§ **Data supplied**:
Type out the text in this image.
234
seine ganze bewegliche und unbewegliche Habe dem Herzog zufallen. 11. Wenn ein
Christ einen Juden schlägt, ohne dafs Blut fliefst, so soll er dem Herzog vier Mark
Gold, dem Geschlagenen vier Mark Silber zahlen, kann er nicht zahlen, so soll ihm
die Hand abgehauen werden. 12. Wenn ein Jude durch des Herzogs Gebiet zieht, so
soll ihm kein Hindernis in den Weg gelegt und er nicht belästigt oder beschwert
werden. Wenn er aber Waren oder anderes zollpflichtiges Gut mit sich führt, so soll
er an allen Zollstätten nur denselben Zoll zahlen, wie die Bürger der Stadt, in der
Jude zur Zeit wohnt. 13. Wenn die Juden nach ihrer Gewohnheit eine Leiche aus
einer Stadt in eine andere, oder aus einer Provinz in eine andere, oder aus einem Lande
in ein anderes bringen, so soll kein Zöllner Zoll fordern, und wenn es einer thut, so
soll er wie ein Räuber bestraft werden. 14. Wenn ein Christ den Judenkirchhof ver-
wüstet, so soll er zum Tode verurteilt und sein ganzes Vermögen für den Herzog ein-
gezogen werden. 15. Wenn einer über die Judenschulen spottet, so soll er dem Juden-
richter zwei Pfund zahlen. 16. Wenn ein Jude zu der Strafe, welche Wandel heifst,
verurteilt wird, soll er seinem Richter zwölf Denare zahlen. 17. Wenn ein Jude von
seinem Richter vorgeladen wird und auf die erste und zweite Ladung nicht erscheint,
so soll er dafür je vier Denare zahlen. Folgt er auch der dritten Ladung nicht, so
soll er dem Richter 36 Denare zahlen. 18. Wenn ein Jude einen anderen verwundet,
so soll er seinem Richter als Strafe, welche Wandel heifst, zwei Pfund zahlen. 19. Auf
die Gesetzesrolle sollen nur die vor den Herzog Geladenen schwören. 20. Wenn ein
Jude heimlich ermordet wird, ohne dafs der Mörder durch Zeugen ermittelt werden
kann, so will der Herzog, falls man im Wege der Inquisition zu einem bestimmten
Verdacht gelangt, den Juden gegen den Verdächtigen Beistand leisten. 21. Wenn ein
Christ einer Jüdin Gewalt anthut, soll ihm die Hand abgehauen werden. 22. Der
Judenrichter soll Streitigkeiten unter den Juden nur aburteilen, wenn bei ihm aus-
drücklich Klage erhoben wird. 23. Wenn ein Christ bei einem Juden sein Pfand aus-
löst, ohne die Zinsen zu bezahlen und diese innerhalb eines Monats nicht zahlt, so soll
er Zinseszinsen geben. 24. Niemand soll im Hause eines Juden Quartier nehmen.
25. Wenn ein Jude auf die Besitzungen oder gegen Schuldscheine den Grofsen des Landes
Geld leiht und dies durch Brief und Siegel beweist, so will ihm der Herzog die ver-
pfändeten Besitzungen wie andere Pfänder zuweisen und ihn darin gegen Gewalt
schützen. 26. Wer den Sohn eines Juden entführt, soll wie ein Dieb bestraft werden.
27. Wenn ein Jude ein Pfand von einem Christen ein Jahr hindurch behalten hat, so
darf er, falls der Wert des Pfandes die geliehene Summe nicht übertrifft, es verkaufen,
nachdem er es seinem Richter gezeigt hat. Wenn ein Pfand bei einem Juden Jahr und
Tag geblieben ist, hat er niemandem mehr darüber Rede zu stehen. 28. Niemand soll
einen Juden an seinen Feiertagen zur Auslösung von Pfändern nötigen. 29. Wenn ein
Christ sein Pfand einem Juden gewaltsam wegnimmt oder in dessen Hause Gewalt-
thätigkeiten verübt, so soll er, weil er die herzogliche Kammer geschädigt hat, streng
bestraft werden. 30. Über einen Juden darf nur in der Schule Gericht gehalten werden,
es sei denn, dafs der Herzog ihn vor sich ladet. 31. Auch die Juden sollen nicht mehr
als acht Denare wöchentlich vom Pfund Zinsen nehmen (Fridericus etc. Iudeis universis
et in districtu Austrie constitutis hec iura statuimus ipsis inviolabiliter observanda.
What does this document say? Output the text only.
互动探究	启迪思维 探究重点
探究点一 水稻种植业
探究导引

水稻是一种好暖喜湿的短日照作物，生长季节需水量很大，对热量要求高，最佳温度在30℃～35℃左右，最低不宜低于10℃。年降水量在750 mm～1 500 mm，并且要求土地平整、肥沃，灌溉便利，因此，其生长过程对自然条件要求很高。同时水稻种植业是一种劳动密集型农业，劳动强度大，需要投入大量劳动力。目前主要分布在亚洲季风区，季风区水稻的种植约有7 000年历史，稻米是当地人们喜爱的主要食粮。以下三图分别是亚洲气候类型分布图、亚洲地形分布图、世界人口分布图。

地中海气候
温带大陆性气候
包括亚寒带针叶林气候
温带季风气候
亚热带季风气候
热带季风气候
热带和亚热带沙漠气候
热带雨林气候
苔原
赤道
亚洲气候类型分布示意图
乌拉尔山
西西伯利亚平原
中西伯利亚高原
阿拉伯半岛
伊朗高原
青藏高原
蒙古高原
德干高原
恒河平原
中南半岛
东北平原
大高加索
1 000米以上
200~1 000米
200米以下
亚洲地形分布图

§ **Given instruction**:
Copy out the whole listing, exactly as written.

§ **Task answer**:
Type out the text in this image.
234
seine ganze bewegliche und unbewegliche Habe dem Herzog zufallen. 11. Wenn ein
Christ einen Juden schlägt, ohne dafs Blut fliefst, so soll er dem Herzog vier Mark
Gold, dem Geschlagenen vier Mark Silber zahlen, kann er nicht zahlen, so soll ihm
die Hand abgehauen werden. 12. Wenn ein Jude durch des Herzogs Gebiet zieht, so
soll ihm kein Hindernis in den Weg gelegt und er nicht belästigt oder beschwert
werden. Wenn er aber Waren oder anderes zollpflichtiges Gut mit sich führt, so soll
er an allen Zollstätten nur denselben Zoll zahlen, wie die Bürger der Stadt, in der
Jude zur Zeit wohnt. 13. Wenn die Juden nach ihrer Gewohnheit eine Leiche aus
einer Stadt in eine andere, oder aus einer Provinz in eine andere, oder aus einem Lande
in ein anderes bringen, so soll kein Zöllner Zoll fordern, und wenn es einer thut, so
soll er wie ein Räuber bestraft werden. 14. Wenn ein Christ den Judenkirchhof ver-
wüstet, so soll er zum Tode verurteilt und sein ganzes Vermögen für den Herzog ein-
gezogen werden. 15. Wenn einer über die Judenschulen spottet, so soll er dem Juden-
richter zwei Pfund zahlen. 16. Wenn ein Jude zu der Strafe, welche Wandel heifst,
verurteilt wird, soll er seinem Richter zwölf Denare zahlen. 17. Wenn ein Jude von
seinem Richter vorgeladen wird und auf die erste und zweite Ladung nicht erscheint,
so soll er dafür je vier Denare zahlen. Folgt er auch der dritten Ladung nicht, so
soll er dem Richter 36 Denare zahlen. 18. Wenn ein Jude einen anderen verwundet,
so soll er seinem Richter als Strafe, welche Wandel heifst, zwei Pfund zahlen. 19. Auf
die Gesetzesrolle sollen nur die vor den Herzog Geladenen schwören. 20. Wenn ein
Jude heimlich ermordet wird, ohne dafs der Mörder durch Zeugen ermittelt werden
kann, so will der Herzog, falls man im Wege der Inquisition zu einem bestimmten
Verdacht gelangt, den Juden gegen den Verdächtigen Beistand leisten. 21. Wenn ein
Christ einer Jüdin Gewalt anthut, soll ihm die Hand abgehauen werden. 22. Der
Judenrichter soll Streitigkeiten unter den Juden nur aburteilen, wenn bei ihm aus-
drücklich Klage erhoben wird. 23. Wenn ein Christ bei einem Juden sein Pfand aus-
löst, ohne die Zinsen zu bezahlen und diese innerhalb eines Monats nicht zahlt, so soll
er Zinseszinsen geben. 24. Niemand soll im Hause eines Juden Quartier nehmen.
25. Wenn ein Jude auf die Besitzungen oder gegen Schuldscheine den Grofsen des Landes
Geld leiht und dies durch Brief und Siegel beweist, so will ihm der Herzog die ver-
pfändeten Besitzungen wie andere Pfänder zuweisen und ihn darin gegen Gewalt
schützen. 26. Wer den Sohn eines Juden entführt, soll wie ein Dieb bestraft werden.
27. Wenn ein Jude ein Pfand von einem Christen ein Jahr hindurch behalten hat, so
darf er, falls der Wert des Pfandes die geliehene Summe nicht übertrifft, es verkaufen,
nachdem er es seinem Richter gezeigt hat. Wenn ein Pfand bei einem Juden Jahr und
Tag geblieben ist, hat er niemandem mehr darüber Rede zu stehen. 28. Niemand soll
einen Juden an seinen Feiertagen zur Auslösung von Pfändern nötigen. 29. Wenn ein
Christ sein Pfand einem Juden gewaltsam wegnimmt oder in dessen Hause Gewalt-
thätigkeiten verübt, so soll er, weil er die herzogliche Kammer geschädigt hat, streng
bestraft werden. 30. Über einen Juden darf nur in der Schule Gericht gehalten werden,
es sei denn, dafs der Herzog ihn vor sich ladet. 31. Auch die Juden sollen nicht mehr
als acht Denare wöchentlich vom Pfund Zinsen nehmen (Fridericus etc. Iudeis universis
et in districtu Austrie constitutis hec iura statuimus ipsis inviolabiliter observanda.
What does this document say? Output the text only.
互动探究	启迪思维 探究重点
探究点一 水稻种植业
探究导引

水稻是一种好暖喜湿的短日照作物，生长季节需水量很大，对热量要求高，最佳温度在30℃～35℃左右，最低不宜低于10℃。年降水量在750 mm～1 500 mm，并且要求土地平整、肥沃，灌溉便利，因此，其生长过程对自然条件要求很高。同时水稻种植业是一种劳动密集型农业，劳动强度大，需要投入大量劳动力。目前主要分布在亚洲季风区，季风区水稻的种植约有7 000年历史，稻米是当地人们喜爱的主要食粮。以下三图分别是亚洲气候类型分布图、亚洲地形分布图、世界人口分布图。

地中海气候
温带大陆性气候
包括亚寒带针叶林气候
温带季风气候
亚热带季风气候
热带季风气候
热带和亚热带沙漠气候
热带雨林气候
苔原
赤道
亚洲气候类型分布示意图
乌拉尔山
西西伯利亚平原
中西伯利亚高原
阿拉伯半岛
伊朗高原
青藏高原
蒙古高原
德干高原
恒河平原
中南半岛
东北平原
大高加索
1 000米以上
200~1 000米
200米以下
亚洲地形分布图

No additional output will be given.